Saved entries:
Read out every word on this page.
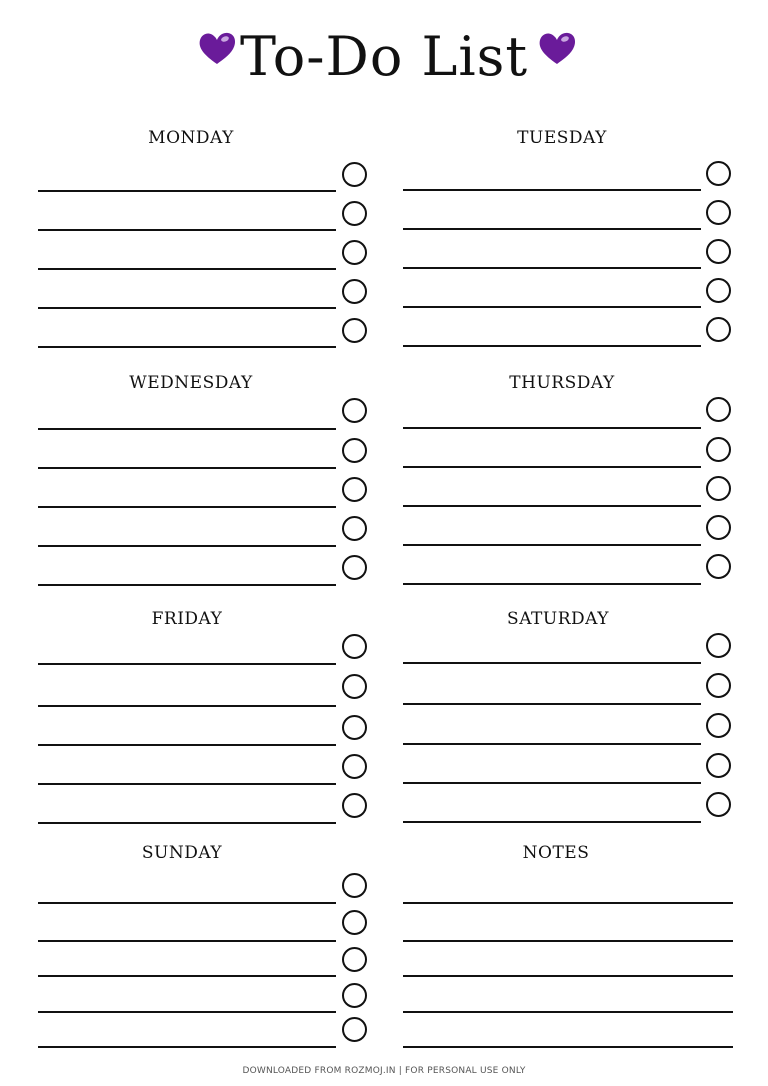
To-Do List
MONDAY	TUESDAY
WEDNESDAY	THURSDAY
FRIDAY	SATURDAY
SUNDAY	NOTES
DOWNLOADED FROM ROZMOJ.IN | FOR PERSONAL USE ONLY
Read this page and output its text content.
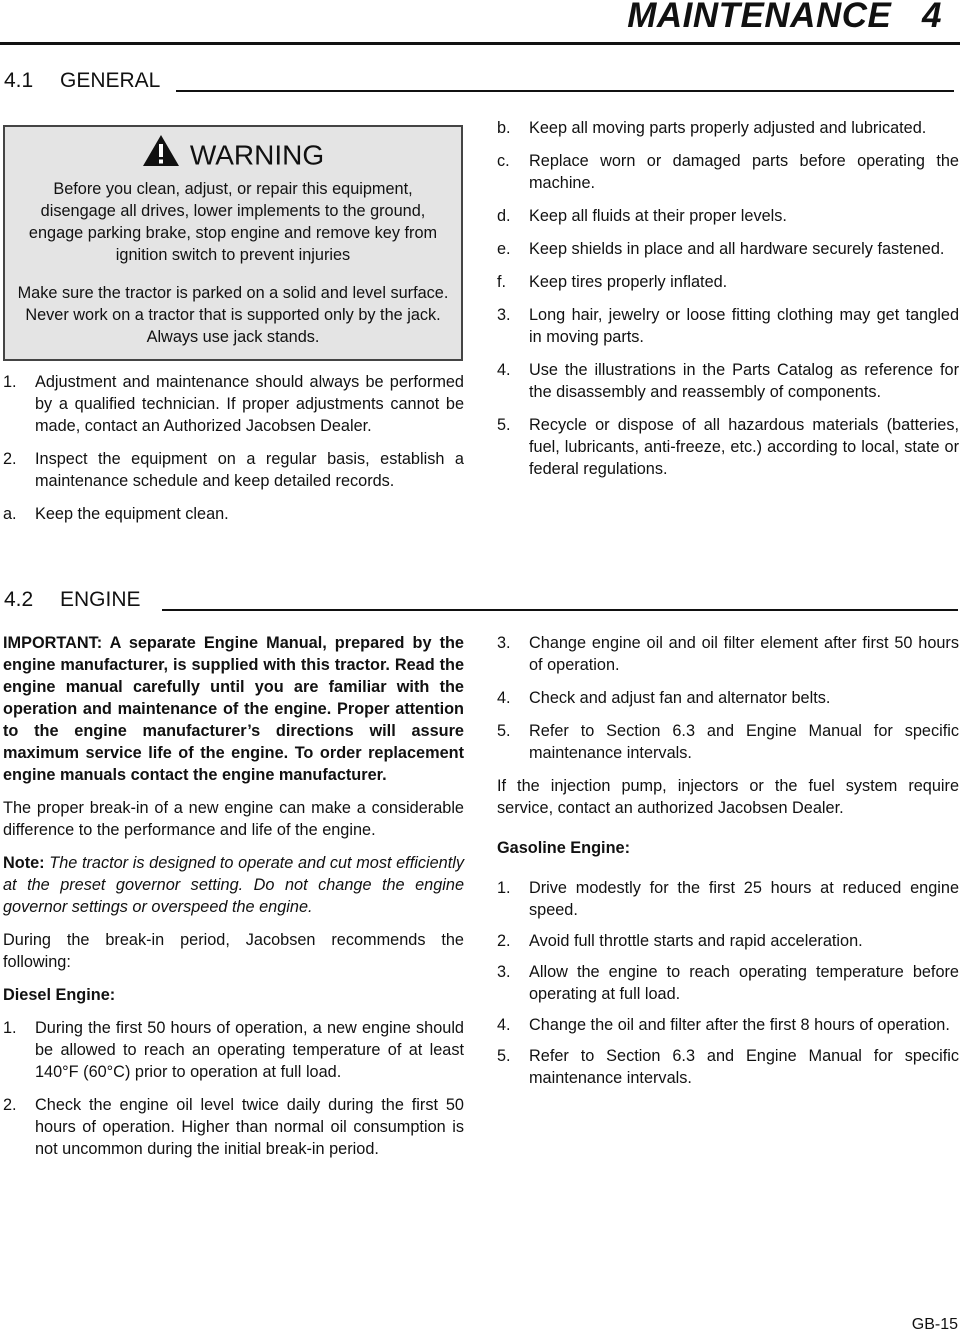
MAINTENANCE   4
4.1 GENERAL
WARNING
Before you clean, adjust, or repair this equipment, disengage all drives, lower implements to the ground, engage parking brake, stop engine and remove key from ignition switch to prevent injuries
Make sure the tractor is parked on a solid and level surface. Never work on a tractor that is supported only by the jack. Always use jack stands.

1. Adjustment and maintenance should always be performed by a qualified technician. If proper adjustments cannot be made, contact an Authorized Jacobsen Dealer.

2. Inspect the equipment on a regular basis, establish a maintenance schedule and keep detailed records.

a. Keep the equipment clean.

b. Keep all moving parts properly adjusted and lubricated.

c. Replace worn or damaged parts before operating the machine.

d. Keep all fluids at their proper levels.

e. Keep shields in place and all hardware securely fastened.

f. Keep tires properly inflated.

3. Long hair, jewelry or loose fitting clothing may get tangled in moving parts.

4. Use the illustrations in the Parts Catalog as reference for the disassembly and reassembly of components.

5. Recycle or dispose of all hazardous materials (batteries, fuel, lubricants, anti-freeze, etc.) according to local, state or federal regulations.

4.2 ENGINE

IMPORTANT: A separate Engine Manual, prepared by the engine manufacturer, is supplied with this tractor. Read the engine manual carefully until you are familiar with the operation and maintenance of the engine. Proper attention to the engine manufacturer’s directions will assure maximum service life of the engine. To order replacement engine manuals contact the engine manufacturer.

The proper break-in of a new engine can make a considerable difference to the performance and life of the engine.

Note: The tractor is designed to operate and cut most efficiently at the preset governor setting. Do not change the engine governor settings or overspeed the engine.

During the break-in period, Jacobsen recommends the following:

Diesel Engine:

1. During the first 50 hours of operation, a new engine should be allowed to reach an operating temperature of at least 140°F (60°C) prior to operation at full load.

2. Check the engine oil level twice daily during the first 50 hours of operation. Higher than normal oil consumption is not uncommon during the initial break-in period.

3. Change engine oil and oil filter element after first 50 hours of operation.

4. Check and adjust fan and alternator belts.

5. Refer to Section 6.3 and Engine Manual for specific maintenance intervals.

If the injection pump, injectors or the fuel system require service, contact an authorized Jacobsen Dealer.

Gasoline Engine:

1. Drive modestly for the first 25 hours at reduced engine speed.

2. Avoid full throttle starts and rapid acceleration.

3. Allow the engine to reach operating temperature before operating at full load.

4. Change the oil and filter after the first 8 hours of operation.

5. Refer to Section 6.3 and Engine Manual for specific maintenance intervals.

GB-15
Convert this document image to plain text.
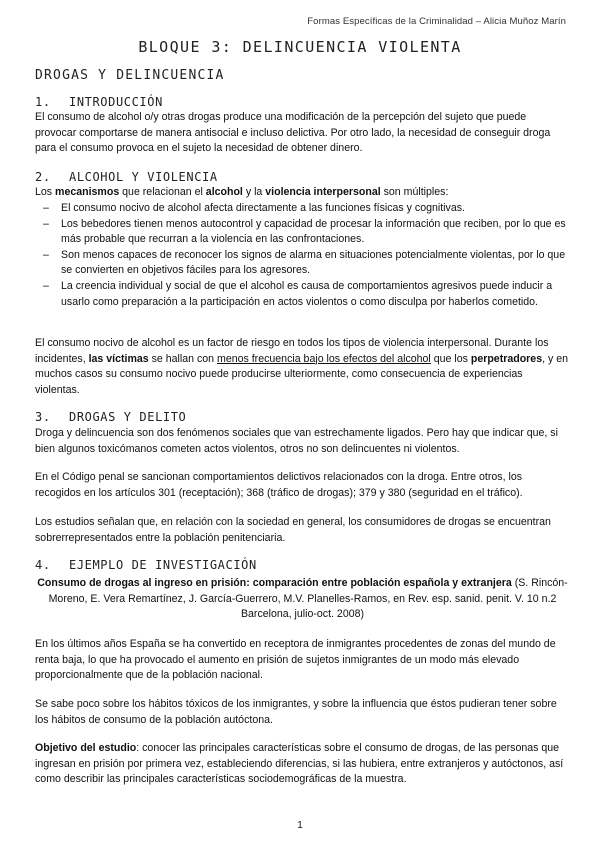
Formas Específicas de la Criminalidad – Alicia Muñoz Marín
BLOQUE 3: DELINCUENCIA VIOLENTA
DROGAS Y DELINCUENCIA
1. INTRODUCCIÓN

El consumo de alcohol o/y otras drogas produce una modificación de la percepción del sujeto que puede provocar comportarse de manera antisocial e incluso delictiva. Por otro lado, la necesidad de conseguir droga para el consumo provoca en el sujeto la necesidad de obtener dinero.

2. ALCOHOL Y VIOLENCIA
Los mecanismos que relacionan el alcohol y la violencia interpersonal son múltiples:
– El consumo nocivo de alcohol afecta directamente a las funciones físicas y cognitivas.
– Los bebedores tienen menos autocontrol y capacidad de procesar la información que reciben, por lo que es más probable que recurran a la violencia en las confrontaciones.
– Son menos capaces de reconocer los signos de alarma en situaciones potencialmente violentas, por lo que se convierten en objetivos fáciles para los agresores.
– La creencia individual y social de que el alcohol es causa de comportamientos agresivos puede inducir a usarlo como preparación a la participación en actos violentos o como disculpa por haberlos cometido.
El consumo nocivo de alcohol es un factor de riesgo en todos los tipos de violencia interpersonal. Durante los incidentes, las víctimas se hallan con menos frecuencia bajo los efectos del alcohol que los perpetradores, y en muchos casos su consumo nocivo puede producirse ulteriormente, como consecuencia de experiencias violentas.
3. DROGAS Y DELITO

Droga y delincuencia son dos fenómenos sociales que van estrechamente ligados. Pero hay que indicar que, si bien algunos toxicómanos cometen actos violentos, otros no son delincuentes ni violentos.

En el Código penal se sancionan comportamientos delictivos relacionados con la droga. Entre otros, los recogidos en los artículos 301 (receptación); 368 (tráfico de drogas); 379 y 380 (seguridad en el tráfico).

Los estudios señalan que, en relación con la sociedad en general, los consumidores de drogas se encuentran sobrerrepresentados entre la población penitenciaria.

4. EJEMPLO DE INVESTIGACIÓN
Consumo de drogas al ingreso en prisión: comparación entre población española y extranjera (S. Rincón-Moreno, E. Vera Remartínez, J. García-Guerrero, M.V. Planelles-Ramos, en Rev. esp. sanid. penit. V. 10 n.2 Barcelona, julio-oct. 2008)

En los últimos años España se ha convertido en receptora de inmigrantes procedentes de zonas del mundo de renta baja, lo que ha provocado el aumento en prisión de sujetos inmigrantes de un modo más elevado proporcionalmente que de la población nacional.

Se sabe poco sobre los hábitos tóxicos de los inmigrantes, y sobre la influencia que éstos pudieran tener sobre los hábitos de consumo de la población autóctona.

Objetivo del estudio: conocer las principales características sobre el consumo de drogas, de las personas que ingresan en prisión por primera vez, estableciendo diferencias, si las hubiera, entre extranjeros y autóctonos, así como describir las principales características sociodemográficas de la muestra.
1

- [Description of the task]:
Return every line above in which the string "Dealer" occurs.

- [Task solution]:
1. Adjustment and maintenance should always be performed by a qualified technician. If proper adjustments cannot be made, contact an Authorized Jacobsen Dealer.
If the injection pump, injectors or the fuel system require service, contact an authorized Jacobsen Dealer.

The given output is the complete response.